- _Exercise objective_:
Extract every line that includes the string "ascending".

___ Data section

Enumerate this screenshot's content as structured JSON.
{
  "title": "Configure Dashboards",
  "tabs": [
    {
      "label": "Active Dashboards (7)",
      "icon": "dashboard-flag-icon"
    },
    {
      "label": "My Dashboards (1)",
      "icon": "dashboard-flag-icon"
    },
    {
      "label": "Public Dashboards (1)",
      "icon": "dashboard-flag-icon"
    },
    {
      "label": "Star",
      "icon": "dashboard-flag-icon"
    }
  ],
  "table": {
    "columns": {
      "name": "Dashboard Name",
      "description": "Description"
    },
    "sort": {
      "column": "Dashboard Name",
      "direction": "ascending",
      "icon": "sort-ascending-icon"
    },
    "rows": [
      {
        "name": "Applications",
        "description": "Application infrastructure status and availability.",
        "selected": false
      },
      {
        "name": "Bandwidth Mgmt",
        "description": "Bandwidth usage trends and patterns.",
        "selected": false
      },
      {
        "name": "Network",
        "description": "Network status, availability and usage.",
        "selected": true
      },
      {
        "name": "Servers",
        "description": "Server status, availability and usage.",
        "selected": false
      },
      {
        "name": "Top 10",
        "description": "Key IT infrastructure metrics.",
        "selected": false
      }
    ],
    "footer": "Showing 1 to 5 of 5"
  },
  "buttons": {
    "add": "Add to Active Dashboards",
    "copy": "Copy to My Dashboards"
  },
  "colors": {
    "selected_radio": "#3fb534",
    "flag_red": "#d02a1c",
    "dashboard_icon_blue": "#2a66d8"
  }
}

______
___ Data section

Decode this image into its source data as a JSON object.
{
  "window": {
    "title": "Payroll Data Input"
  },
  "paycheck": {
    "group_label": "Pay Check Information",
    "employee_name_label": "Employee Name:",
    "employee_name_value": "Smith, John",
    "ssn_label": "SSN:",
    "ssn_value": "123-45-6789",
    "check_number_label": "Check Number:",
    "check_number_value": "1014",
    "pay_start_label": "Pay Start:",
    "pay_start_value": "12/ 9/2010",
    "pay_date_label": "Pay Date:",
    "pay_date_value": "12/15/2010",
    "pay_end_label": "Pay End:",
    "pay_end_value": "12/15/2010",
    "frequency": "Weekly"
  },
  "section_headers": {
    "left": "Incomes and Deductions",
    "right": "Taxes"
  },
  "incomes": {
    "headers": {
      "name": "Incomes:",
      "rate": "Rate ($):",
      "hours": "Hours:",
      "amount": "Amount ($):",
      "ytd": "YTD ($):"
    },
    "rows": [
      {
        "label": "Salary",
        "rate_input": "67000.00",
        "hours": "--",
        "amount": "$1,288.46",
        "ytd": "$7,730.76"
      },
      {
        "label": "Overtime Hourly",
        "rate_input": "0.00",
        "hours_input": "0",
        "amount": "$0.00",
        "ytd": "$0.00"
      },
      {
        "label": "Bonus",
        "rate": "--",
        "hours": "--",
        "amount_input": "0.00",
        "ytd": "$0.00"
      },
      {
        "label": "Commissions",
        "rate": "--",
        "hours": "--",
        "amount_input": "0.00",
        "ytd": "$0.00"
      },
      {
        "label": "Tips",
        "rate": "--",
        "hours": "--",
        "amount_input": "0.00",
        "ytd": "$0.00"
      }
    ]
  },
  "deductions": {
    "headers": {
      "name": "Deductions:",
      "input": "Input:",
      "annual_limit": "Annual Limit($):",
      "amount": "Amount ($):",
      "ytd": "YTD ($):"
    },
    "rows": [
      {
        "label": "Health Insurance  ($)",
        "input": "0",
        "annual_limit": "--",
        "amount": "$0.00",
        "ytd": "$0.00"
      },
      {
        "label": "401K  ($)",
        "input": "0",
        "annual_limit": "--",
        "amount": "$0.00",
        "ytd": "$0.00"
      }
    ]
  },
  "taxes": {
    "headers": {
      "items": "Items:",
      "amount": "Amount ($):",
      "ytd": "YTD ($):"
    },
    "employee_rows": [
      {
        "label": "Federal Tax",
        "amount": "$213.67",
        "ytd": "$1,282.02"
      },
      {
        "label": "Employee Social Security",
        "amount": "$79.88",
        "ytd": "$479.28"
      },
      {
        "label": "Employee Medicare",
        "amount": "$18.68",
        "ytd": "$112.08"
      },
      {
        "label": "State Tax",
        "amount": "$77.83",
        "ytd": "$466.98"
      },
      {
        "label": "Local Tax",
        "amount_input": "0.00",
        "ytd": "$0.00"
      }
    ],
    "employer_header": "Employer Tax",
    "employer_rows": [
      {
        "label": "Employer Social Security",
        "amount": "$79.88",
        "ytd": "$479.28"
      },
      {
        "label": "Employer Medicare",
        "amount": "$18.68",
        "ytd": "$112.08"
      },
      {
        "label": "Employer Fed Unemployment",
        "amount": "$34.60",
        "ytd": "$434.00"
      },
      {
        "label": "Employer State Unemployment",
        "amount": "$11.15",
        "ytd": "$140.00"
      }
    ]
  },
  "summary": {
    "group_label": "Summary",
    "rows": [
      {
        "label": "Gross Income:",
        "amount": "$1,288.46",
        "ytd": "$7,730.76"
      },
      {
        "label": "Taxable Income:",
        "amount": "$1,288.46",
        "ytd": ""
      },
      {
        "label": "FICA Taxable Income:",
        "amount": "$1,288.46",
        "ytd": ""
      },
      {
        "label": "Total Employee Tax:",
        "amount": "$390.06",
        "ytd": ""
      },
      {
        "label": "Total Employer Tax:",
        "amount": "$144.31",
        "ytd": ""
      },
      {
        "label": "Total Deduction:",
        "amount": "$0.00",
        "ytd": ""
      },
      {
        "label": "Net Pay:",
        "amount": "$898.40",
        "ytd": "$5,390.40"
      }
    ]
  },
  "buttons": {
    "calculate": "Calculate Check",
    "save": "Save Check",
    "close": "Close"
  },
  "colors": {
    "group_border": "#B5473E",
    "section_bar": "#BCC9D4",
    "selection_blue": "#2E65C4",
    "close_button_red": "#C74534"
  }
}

______

- _Correct result_:
      "direction": "ascending",
      "icon": "sort-ascending-icon"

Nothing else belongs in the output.